▸ **Things to do**:
**A)** Give each date that appears in the bulleted list of the passage on the Assange indictment.
**B)** In the passage on the Assange indictment, print the stretch from "I argued, in" through "for the US." word for word.

▸ **Quoted passage**:
============================================================
The indictment also changes the dates on several of the counts. The timeline on the three counts addressing leaking of informants’ identities (something that is criminalized in the UK in ways it is not here, but also the counts that most aggressively charge Assange for the publication of information) now extends to April 2019. The timeline on the hacking charges extends (for reasons I’ll explain below), to 2015. And the overall timeline of Assange’s behavior extends back to 2007, a date that post-dates the earliest WikiLeaks activity and so raises interesting questions about what actions it was chosen to include.

As to the 2015 date, the indictment gets there by discussing WikiLeaks’ role in helping Edward Snowden flee China and the ways WikiLeaks used Snowden’s case to encourage other leakers and hackers. It describes:

  • Sarah Harrison’s trip to Hong Kong in June 2013
  • The presentation Harrison, Jake Appelbaum, and Assange gave in December 2013 encouraging potential leakers to, “go and join the CIA. Go in there, go into the ballpark and get the ball and bring it out,” and claiming that, “Edward Snowden did not save himself … Harrison took actions to protect him”
  • A conference on May 6, 2014 when Harrison recruited others to obtain classified or stolen information to share with WikiLeaks
  • A May 15, 2015 Most Wanted Leaks pitch that linked back to the 2009 list that Chelsea Manning partly responded to
  • Comments Assange made on May 25, 2015 claiming to have created distractions to facilitate Snowden’s flight
  • Appelbaum and Harrison’s efforts to recruit more leakers at a June 18, 2015 event
  • The continued advertisement for Most Wanted Leaks until at least June 2015, still linking back to the 2009 file

I’ll explain in a follow-up where this is going. Obviously, though, the government could easily supersede this indictment to add later leakers, most notably but in no way limited to Joshua Schulte, who first started moving towards leaking all of CIA’s hacking tools to WikiLeaks in 2015.

I argued, in December, that the government appeared to be moving towards a continuing conspiracy charge, one that later hackers and leakers (as well as Appelbaum and Harrison) could easily be added to. Doing so as they’ve done here would in no way violate UK’s extradition rules. And fleshing out the CFAA charge makes this airtight from an extradition standpoint; some of the crimes alleged involving Anonymous have already been successfully prosecuted in the UK.

This doesn’t mitigate the harm of the strictly publishing counts. But it does allege Assange’s personal involvement in a number of hacks and leaks that others — both in the US and UK — have already been prosecuted for, making the basic extradition question much less risky for the US.

Update: I think this allegation in the new indictment is important:

In September 2010, ASSANGE directed [Siggi] to hack into the computer of an individual former associated with WikiLeaks and delete chat logs containing statements of ASSANGE. When Teenager asked how that could be done, ASSANGE wrote that the former WikiLeaks associate could “be fooled into downloading a trojan,” referring to malicious software, and then asked Teenager what operating system the former-WikiLeaks associate used.

I’ve heard allegations from the entire period of WikiLeaks’ prominence of Assange asking to spy on one or another partner or former partner, including protected entities. One relatively recent allegation I know of targeted a former WikiLeaks associate in 2016, after a break on election-related issues. I have no idea whether these allegations are credible (and I know of none who would involve law enforcement). But allegations that Assange considered — or did — spy on his allies undercuts his claim to being a journalist as much as anything else he does. It also raises questions about what WikiLeaks did with the unpublished Vault 7 files.

Update: Dell Cameron, who is the expert on the Stratfor hack, lays out some apparently big holes in the parts of the indictment that pertain to that.
============================================================
▸ **Supplied information**:
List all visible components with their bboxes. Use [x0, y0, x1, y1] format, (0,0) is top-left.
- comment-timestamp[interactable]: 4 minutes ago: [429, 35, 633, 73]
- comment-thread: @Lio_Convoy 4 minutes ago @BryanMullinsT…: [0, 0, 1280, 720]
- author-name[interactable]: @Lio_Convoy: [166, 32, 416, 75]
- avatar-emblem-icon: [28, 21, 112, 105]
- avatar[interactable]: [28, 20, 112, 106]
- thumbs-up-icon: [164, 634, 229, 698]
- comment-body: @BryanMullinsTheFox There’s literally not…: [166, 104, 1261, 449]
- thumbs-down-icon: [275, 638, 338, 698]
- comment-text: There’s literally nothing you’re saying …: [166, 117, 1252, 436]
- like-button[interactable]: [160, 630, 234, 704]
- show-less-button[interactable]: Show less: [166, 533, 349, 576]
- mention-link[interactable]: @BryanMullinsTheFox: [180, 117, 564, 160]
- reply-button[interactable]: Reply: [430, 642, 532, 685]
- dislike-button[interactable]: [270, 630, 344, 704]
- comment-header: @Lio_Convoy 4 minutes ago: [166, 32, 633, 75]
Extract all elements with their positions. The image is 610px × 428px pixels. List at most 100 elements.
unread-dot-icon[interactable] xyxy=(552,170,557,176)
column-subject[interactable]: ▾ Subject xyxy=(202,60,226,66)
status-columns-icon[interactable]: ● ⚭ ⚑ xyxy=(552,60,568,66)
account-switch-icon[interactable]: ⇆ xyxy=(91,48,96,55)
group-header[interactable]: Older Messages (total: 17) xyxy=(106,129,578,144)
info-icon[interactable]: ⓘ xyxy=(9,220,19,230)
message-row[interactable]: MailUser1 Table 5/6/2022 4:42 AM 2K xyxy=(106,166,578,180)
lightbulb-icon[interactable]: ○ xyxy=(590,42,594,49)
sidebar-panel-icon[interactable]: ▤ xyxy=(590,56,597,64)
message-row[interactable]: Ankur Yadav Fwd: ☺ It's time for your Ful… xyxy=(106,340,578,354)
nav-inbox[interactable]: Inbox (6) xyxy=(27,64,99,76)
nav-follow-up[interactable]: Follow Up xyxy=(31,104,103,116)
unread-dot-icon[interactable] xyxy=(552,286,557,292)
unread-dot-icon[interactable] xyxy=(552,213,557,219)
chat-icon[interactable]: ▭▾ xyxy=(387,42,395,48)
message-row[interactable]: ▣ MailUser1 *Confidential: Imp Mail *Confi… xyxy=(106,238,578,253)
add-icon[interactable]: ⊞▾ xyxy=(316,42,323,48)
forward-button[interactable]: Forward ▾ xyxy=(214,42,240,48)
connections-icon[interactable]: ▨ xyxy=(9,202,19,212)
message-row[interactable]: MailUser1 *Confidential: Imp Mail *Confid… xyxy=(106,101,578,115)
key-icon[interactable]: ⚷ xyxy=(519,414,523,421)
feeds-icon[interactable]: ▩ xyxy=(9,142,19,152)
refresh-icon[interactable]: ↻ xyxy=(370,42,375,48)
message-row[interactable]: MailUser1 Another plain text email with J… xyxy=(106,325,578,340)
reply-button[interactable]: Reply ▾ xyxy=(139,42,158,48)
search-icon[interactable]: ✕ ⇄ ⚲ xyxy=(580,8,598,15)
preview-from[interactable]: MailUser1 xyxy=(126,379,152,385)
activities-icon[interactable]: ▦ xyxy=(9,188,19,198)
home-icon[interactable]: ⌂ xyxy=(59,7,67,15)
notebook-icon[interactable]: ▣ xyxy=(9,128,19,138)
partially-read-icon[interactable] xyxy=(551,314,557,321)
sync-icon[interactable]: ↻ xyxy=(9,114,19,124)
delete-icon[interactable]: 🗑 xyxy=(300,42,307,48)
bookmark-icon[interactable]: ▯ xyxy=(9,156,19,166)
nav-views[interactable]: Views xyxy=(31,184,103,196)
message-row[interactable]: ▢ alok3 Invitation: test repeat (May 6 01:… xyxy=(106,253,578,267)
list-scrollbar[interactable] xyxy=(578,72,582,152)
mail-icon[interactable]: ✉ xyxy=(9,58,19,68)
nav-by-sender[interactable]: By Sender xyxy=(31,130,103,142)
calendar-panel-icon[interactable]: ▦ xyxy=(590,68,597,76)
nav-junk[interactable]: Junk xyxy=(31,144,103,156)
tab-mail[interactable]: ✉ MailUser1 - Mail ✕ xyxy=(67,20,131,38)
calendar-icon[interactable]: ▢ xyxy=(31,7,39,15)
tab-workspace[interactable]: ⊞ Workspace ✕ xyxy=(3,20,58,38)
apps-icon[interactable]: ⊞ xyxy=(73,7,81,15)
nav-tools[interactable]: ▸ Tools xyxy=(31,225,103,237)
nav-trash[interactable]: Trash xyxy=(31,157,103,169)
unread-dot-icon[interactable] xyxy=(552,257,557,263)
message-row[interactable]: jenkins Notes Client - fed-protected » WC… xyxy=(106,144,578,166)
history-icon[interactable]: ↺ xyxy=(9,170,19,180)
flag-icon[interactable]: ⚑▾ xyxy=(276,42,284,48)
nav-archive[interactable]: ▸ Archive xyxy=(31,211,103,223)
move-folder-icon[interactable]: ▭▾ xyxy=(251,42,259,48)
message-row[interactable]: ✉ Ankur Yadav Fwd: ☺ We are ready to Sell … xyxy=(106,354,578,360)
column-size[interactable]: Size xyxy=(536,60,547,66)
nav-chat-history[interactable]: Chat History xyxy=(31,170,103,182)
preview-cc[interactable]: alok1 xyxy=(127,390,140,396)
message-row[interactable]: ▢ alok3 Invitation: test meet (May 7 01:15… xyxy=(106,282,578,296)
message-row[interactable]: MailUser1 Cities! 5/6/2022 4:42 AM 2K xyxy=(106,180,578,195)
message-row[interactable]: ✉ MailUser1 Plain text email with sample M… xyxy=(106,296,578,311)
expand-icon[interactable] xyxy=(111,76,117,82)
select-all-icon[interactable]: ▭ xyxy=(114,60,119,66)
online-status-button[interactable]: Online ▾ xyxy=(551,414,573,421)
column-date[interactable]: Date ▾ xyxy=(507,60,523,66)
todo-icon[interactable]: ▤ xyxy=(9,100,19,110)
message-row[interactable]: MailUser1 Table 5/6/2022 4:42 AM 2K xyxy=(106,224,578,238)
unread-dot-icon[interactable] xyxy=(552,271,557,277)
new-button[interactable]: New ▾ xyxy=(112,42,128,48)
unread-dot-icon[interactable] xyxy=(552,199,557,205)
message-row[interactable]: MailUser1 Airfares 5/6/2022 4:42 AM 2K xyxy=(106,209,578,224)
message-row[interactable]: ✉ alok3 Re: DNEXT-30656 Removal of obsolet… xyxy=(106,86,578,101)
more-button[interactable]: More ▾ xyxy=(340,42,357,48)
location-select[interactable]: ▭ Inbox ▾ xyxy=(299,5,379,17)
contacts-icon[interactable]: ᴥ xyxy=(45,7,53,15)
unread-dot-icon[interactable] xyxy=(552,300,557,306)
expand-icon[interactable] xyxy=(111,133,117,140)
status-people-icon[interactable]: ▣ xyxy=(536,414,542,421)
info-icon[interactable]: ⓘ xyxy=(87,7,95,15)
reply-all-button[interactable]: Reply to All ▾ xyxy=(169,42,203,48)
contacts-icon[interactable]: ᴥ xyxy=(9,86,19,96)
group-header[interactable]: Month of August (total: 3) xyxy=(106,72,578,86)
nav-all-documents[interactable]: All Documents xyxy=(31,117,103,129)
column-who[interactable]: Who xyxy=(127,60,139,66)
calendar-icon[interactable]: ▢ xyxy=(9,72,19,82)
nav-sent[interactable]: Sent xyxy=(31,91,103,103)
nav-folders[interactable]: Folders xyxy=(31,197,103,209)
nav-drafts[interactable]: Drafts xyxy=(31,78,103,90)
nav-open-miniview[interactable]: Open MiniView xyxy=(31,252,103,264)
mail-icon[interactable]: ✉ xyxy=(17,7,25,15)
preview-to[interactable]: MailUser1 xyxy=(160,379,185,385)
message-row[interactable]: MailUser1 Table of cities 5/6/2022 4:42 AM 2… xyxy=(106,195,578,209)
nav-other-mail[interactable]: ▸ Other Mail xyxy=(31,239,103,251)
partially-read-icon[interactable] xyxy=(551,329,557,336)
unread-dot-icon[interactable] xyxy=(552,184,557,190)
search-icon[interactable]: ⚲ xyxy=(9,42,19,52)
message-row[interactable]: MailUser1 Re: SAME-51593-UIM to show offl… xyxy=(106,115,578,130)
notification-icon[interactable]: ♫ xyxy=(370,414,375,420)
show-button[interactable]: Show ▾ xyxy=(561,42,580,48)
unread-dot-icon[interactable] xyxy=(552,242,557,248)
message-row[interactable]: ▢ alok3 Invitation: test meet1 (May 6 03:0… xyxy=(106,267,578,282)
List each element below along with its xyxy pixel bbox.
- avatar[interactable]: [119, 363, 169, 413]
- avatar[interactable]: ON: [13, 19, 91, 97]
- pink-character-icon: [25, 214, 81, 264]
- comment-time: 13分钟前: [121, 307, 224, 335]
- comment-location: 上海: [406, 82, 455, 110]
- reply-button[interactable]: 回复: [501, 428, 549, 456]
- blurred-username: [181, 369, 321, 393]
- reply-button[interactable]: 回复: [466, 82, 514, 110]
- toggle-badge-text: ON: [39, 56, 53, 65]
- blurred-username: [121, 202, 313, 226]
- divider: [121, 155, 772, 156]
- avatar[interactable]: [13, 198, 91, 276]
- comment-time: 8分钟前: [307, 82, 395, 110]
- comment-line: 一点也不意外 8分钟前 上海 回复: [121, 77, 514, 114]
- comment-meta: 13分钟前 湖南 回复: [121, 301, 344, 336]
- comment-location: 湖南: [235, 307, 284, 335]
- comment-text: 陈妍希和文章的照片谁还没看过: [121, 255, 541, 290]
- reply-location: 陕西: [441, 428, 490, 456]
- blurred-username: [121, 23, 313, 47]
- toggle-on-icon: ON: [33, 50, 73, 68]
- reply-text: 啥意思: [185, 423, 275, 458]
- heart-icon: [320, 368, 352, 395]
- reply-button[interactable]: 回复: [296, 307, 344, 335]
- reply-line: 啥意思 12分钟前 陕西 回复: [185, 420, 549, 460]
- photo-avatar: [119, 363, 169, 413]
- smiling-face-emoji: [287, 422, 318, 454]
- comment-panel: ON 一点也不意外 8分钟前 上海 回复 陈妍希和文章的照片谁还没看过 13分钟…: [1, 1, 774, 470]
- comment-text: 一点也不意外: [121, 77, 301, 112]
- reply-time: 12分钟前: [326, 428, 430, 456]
============================================================
▸ **Answers for the exercise**:
**A)**
- June 2013
- December 2013
- May 6, 2014
- May 15, 2015
- May 25, 2015
- June 18, 2015
- June 2015

**B)**
I argued, in December, that the government appeared to be moving towards a continuing conspiracy charge, one that later hackers and leakers (as well as Appelbaum and Harrison) could easily be added to. Doing so as they’ve done here would in no way violate UK’s extradition rules. And fleshing out the CFAA charge makes this airtight from an extradition standpoint; some of the crimes alleged involving Anonymous have already been successfully prosecuted in the UK.

This doesn’t mitigate the harm of the strictly publishing counts. But it does allege Assange’s personal involvement in a number of hacks and leaks that others — both in the US and UK — have already been prosecuted for, making the basic extradition question much less risky for the US.